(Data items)
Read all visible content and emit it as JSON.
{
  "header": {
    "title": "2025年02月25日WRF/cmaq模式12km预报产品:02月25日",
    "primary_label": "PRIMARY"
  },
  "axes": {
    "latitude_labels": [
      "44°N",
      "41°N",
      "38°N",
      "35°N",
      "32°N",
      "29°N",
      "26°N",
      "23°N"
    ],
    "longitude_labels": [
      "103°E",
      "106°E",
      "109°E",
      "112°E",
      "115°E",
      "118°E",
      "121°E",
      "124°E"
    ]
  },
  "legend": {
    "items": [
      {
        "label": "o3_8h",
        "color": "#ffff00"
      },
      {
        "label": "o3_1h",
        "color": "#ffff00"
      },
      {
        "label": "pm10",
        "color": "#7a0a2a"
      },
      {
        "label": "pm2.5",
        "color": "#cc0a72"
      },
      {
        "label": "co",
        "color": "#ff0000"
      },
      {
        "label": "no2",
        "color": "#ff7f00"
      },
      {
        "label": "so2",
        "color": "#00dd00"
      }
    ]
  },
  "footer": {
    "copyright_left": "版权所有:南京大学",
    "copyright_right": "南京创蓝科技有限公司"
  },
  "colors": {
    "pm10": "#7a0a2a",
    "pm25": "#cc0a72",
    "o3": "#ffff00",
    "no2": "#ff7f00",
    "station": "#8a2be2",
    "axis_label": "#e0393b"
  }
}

● **DIRECTION**
Output the listing above without altering a single character.

● **RESPONSE FOR THIS EXERCISE**
Read all visible content and emit it as JSON.
{
  "header": {
    "title": "2025年02月25日WRF/cmaq模式12km预报产品:02月25日",
    "primary_label": "PRIMARY"
  },
  "axes": {
    "latitude_labels": [
      "44°N",
      "41°N",
      "38°N",
      "35°N",
      "32°N",
      "29°N",
      "26°N",
      "23°N"
    ],
    "longitude_labels": [
      "103°E",
      "106°E",
      "109°E",
      "112°E",
      "115°E",
      "118°E",
      "121°E",
      "124°E"
    ]
  },
  "legend": {
    "items": [
      {
        "label": "o3_8h",
        "color": "#ffff00"
      },
      {
        "label": "o3_1h",
        "color": "#ffff00"
      },
      {
        "label": "pm10",
        "color": "#7a0a2a"
      },
      {
        "label": "pm2.5",
        "color": "#cc0a72"
      },
      {
        "label": "co",
        "color": "#ff0000"
      },
      {
        "label": "no2",
        "color": "#ff7f00"
      },
      {
        "label": "so2",
        "color": "#00dd00"
      }
    ]
  },
  "footer": {
    "copyright_left": "版权所有:南京大学",
    "copyright_right": "南京创蓝科技有限公司"
  },
  "colors": {
    "pm10": "#7a0a2a",
    "pm25": "#cc0a72",
    "o3": "#ffff00",
    "no2": "#ff7f00",
    "station": "#8a2be2",
    "axis_label": "#e0393b"
  }
}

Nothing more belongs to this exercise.